■ WHAT IS EXPECTED: Count the lines in the records below that contain the word "JSON", and reply with only that number.

[Figure collection entries]
==========
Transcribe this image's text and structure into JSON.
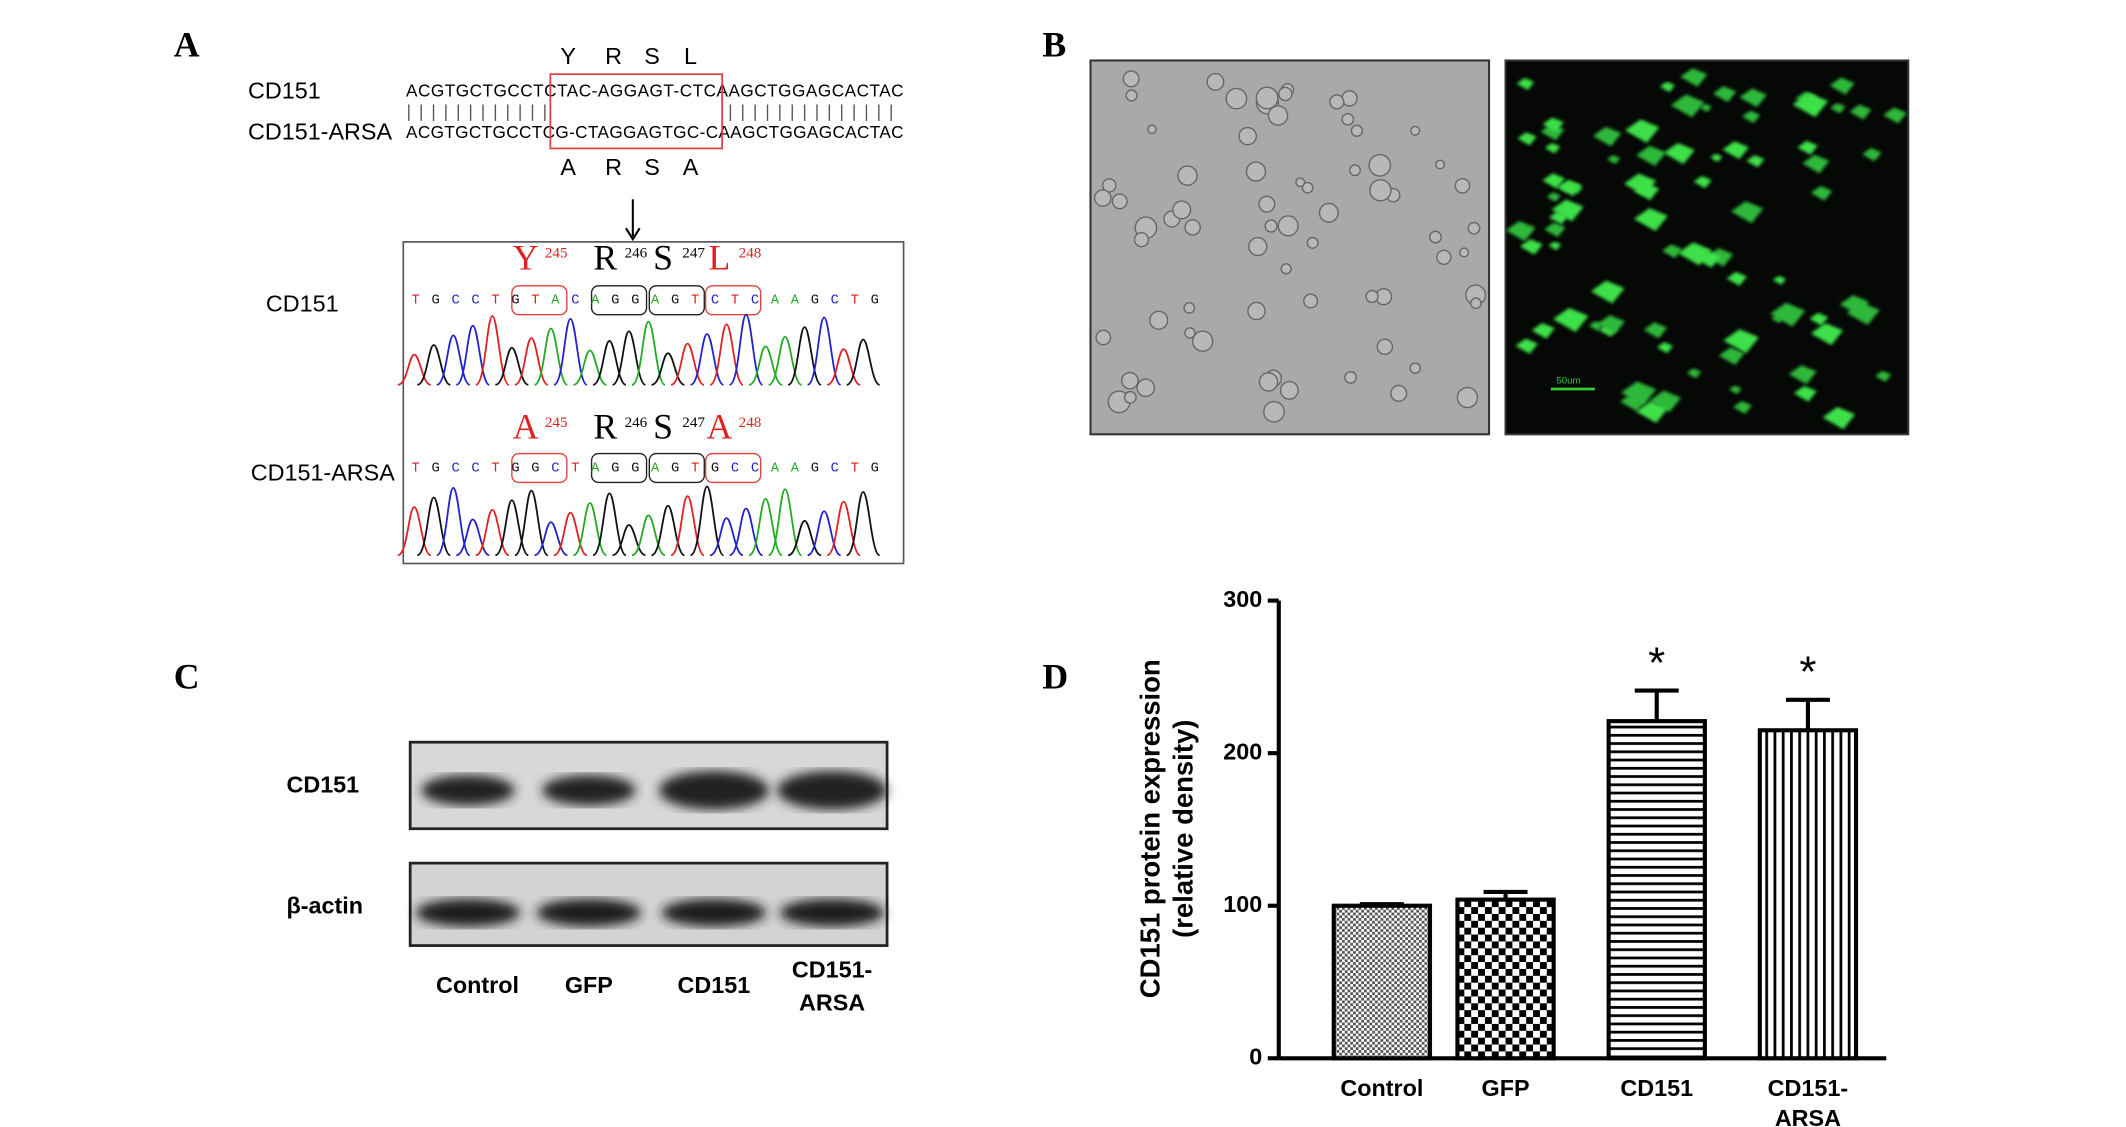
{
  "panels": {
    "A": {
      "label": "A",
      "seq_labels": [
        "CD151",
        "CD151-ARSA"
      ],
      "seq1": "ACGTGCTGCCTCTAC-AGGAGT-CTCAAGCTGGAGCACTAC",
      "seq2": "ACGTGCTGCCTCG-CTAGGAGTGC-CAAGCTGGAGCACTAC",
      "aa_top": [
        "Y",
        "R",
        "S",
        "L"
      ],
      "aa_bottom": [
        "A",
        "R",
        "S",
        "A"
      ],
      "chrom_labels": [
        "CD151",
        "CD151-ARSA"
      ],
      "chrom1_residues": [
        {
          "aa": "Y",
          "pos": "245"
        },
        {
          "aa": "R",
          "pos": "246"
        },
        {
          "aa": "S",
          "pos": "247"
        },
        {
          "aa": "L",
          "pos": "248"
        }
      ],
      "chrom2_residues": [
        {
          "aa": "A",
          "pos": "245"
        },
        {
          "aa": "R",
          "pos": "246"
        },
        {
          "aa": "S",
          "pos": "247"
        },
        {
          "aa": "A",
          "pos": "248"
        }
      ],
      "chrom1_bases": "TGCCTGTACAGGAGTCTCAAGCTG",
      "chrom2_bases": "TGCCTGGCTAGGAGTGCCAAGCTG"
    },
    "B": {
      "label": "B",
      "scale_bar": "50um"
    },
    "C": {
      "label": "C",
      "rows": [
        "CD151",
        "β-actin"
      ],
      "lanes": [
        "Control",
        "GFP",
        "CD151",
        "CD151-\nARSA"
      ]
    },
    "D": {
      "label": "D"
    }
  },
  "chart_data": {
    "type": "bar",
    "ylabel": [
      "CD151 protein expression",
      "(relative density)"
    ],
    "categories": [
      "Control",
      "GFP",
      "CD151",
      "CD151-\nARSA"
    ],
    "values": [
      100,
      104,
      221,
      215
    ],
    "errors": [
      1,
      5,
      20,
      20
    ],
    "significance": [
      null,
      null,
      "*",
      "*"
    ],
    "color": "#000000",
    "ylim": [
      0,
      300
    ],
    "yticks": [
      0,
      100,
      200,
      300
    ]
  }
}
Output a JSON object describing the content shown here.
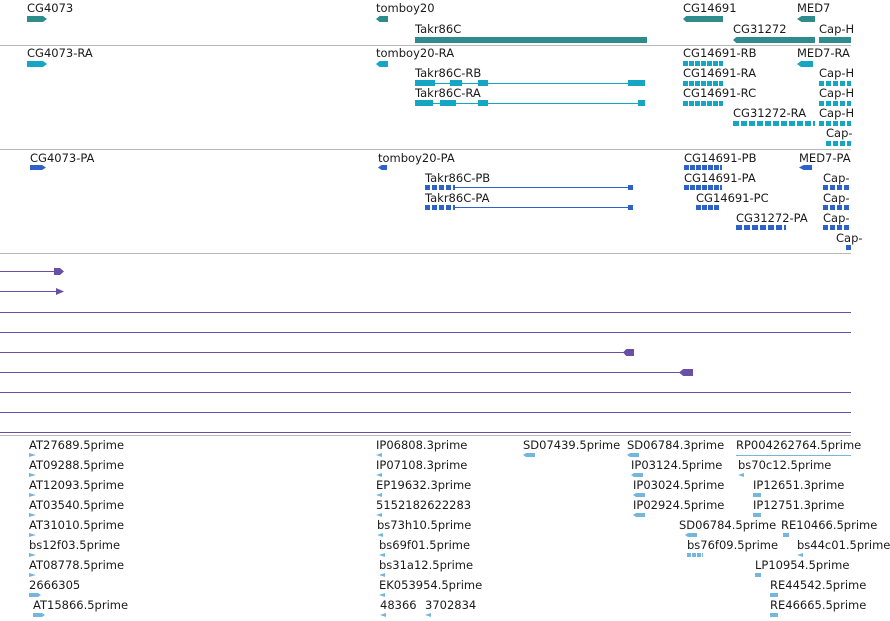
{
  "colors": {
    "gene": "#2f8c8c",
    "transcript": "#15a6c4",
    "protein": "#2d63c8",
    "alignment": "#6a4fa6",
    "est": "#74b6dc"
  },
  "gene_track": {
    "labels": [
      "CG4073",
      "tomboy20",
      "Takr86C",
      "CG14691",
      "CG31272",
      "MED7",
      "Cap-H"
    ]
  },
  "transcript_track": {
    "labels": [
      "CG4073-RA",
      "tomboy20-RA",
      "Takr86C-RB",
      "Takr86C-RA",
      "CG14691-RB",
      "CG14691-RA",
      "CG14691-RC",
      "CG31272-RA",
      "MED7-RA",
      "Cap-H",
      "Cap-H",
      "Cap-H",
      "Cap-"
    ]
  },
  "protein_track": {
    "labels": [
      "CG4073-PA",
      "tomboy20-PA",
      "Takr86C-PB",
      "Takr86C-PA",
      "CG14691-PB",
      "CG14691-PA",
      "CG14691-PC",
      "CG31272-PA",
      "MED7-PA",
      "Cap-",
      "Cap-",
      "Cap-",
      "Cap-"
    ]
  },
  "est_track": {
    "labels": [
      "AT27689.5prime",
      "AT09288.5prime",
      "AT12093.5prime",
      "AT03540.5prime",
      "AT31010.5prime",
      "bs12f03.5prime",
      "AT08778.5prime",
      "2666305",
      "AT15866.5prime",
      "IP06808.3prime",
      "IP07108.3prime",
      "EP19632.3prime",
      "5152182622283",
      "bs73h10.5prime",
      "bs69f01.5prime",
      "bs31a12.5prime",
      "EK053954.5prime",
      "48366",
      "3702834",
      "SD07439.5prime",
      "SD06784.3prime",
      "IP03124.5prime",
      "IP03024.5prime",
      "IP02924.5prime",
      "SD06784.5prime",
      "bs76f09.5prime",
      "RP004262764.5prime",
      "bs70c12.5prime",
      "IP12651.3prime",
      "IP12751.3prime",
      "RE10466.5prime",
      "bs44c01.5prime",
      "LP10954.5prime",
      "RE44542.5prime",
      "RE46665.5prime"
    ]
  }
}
==========
■ OUTPUT: 2